Records excerpted from a collection:
☆ ☆ ☆ ☆ ☆ ☆ ☆
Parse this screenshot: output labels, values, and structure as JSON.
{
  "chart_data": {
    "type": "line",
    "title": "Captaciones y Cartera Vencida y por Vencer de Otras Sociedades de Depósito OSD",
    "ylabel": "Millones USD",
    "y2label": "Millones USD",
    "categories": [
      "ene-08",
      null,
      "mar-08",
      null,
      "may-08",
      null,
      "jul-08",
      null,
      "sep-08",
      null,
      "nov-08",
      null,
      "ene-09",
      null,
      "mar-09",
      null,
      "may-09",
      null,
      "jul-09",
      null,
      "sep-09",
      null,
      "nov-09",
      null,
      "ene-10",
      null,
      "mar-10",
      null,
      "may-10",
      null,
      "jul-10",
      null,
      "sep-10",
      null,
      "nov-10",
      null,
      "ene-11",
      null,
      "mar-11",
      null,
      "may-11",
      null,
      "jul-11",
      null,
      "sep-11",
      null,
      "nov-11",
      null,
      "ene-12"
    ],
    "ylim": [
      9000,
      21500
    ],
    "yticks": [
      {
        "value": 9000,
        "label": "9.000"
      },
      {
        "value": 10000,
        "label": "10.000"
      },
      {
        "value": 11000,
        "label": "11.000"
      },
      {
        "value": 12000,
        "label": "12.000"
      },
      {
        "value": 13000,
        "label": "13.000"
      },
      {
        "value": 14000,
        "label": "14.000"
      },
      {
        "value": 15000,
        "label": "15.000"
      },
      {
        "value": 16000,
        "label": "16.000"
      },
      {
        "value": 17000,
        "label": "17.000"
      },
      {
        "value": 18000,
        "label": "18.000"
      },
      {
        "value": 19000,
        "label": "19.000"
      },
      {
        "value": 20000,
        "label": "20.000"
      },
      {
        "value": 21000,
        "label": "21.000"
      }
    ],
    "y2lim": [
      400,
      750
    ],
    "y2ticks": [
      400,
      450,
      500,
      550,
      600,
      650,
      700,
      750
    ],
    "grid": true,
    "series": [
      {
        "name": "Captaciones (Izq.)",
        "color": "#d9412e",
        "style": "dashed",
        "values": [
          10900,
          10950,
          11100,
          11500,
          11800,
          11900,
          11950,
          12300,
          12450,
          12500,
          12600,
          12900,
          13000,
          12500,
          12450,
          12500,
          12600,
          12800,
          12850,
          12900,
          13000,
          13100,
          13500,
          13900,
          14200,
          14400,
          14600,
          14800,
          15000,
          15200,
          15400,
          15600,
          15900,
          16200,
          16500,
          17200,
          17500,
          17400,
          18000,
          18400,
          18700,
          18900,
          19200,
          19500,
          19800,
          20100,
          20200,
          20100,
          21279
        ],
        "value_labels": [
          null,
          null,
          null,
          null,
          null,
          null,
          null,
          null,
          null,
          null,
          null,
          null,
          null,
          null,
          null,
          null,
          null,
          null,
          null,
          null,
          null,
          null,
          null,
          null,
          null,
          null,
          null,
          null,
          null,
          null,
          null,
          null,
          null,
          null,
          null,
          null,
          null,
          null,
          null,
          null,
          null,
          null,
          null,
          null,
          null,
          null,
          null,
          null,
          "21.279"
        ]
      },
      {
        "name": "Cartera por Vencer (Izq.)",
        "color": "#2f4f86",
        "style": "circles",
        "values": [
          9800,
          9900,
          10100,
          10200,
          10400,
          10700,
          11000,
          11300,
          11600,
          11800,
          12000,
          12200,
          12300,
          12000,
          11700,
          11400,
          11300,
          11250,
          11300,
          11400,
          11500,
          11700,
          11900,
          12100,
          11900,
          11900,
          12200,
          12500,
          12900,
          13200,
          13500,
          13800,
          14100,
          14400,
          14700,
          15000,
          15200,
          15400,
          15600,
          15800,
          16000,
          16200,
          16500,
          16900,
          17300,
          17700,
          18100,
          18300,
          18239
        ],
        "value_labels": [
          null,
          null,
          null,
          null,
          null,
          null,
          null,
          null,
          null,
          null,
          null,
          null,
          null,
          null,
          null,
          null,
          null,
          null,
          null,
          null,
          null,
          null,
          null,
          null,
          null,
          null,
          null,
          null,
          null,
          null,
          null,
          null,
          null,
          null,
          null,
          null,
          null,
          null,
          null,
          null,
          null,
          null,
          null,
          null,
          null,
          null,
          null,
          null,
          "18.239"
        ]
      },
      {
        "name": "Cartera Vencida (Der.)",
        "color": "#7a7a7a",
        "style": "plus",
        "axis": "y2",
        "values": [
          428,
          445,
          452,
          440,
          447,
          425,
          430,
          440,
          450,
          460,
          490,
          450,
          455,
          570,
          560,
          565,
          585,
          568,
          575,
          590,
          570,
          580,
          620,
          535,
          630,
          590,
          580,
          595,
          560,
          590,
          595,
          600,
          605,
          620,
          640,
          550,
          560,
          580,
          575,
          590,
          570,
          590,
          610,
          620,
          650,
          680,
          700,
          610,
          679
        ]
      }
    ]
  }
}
☆ ☆ ☆ ☆ ☆ ☆ ☆
• _Given request_
Of all the lines in the listing above, how many include "Captaciones"? Write only the number.

• _Exercise answer_
2